Set exercise
Please work out how many lines in the material contain "வலகம" and give only that figure.

Records for this task
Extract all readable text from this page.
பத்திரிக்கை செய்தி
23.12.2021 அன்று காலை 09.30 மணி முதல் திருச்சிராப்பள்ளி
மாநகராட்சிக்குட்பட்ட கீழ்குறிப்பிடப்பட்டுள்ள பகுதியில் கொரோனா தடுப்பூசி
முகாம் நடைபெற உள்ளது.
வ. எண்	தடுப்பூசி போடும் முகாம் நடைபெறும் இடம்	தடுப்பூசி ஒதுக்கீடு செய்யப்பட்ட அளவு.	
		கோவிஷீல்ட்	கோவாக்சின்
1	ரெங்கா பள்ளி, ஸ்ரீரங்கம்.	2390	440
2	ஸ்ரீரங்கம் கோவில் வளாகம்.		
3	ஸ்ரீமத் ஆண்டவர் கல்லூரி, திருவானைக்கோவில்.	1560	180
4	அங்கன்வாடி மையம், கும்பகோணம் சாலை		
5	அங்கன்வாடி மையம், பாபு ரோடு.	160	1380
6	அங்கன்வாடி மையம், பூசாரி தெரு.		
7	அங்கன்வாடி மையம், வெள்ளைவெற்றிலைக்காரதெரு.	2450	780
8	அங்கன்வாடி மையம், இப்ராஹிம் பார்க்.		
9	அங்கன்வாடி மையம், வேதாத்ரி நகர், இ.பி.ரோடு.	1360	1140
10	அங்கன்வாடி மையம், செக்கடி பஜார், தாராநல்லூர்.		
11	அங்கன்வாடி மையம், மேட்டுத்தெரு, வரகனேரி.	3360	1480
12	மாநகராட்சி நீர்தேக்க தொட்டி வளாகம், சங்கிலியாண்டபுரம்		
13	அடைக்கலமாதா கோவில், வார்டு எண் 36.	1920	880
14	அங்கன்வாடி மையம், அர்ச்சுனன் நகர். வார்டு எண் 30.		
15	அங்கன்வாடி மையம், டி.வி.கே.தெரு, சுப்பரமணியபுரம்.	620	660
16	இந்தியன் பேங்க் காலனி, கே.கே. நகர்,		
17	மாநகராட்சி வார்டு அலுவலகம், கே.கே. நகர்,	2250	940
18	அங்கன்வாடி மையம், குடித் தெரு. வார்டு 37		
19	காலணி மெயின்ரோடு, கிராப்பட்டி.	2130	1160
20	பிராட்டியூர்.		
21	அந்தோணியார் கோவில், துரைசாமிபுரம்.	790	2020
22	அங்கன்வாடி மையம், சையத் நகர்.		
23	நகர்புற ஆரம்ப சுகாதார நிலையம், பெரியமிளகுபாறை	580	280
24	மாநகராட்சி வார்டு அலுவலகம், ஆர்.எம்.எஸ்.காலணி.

Full answer
2